PROVIDED DATA
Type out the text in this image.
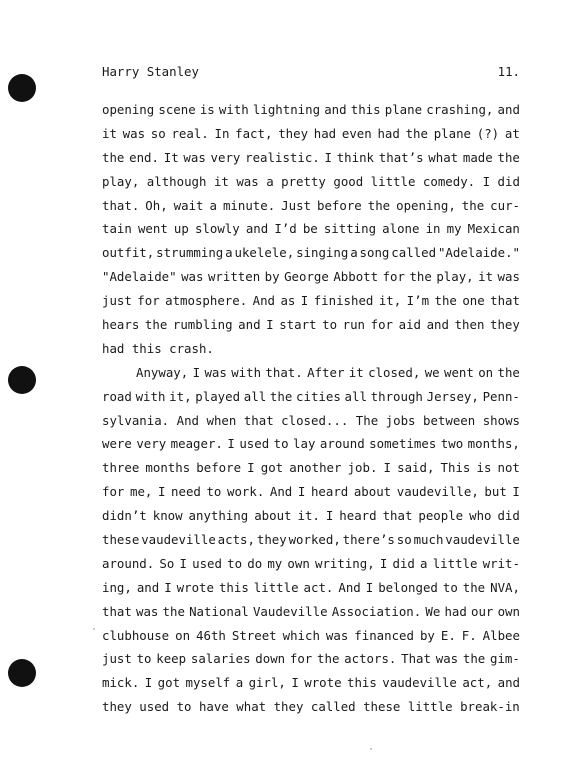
Harry Stanley	11.
opening scene is with lightning and this plane crashing, and
it was so real. In fact, they had even had the plane (?) at
the end. It was very realistic. I think that’s what made the
play, although it was a pretty good little comedy. I did
that. Oh, wait a minute. Just before the opening, the cur-
tain went up slowly and I’d be sitting alone in my Mexican
outfit, strumming a ukelele, singing a song called "Adelaide."
"Adelaide" was written by George Abbott for the play, it was
just for atmosphere. And as I finished it, I’m the one that
hears the rumbling and I start to run for aid and then they
had this crash.
Anyway, I was with that. After it closed, we went on the
road with it, played all the cities all through Jersey, Penn-
sylvania. And when that closed... The jobs between shows
were very meager. I used to lay around sometimes two months,
three months before I got another job. I said, This is not
for me, I need to work. And I heard about vaudeville, but I
didn’t know anything about it. I heard that people who did
these vaudeville acts, they worked, there’s so much vaudeville
around. So I used to do my own writing, I did a little writ-
ing, and I wrote this little act. And I belonged to the NVA,
that was the National Vaudeville Association. We had our own
clubhouse on 46th Street which was financed by E. F. Albee
just to keep salaries down for the actors. That was the gim-
mick. I got myself a girl, I wrote this vaudeville act, and
they used to have what they called these little break-in
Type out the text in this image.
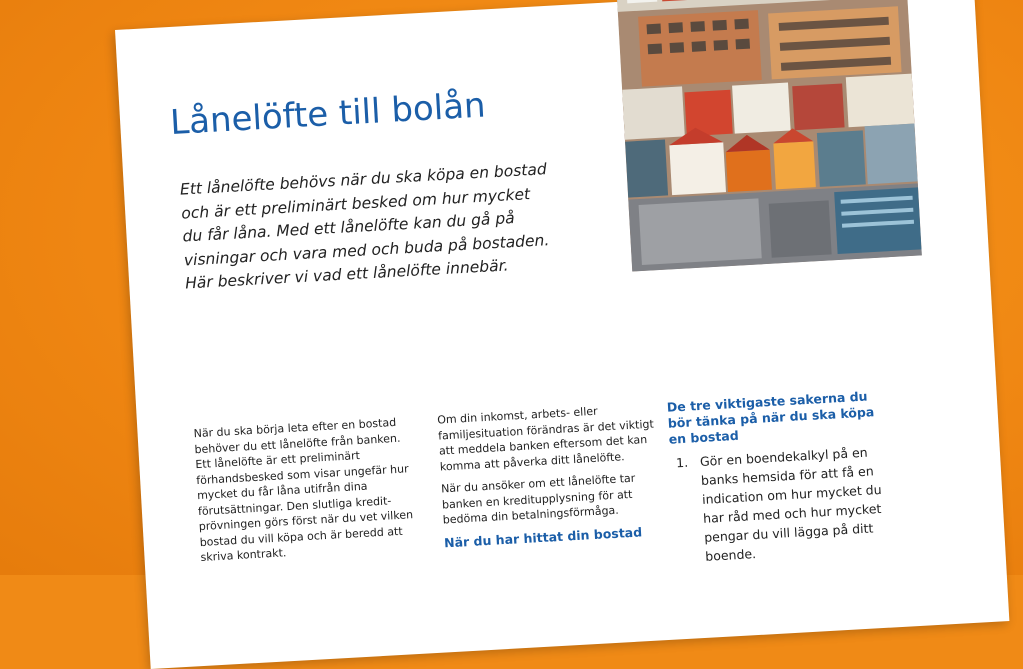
Lånelöfte till bolån

Ett lånelöfte behövs när du ska köpa en bostad och är ett preliminärt besked om hur mycket du får låna. Med ett lånelöfte kan du gå på visningar och vara med och buda på bostaden. Här beskriver vi vad ett lånelöfte innebär.

När du ska börja leta efter en bostad behöver du ett lånelöfte från banken. Ett lånelöfte är ett preliminärt förhandsbesked som visar ungefär hur mycket du får låna utifrån dina förutsättningar. Den slutliga kredit-prövningen görs först när du vet vilken bostad du vill köpa och är beredd att skriva kontrakt.

Om din inkomst, arbets- eller familjesituation förändras är det viktigt att meddela banken eftersom det kan komma att påverka ditt lånelöfte.

När du ansöker om ett lånelöfte tar banken en kreditupplysning för att bedöma din betalningsförmåga.

När du har hittat din bostad
De tre viktigaste sakerna du bör tänka på när du ska köpa en bostad
1. Gör en boendekalkyl på en banks hemsida för att få en indication om hur mycket du har råd med och hur mycket pengar du vill lägga på ditt boende.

EXERCISE TASK
Collect every line with the string "what" from the records, and copy each.

WRITTEN ANSWER
the end. It was very realistic. I think that’s what made the
they used to have what they called these little break-in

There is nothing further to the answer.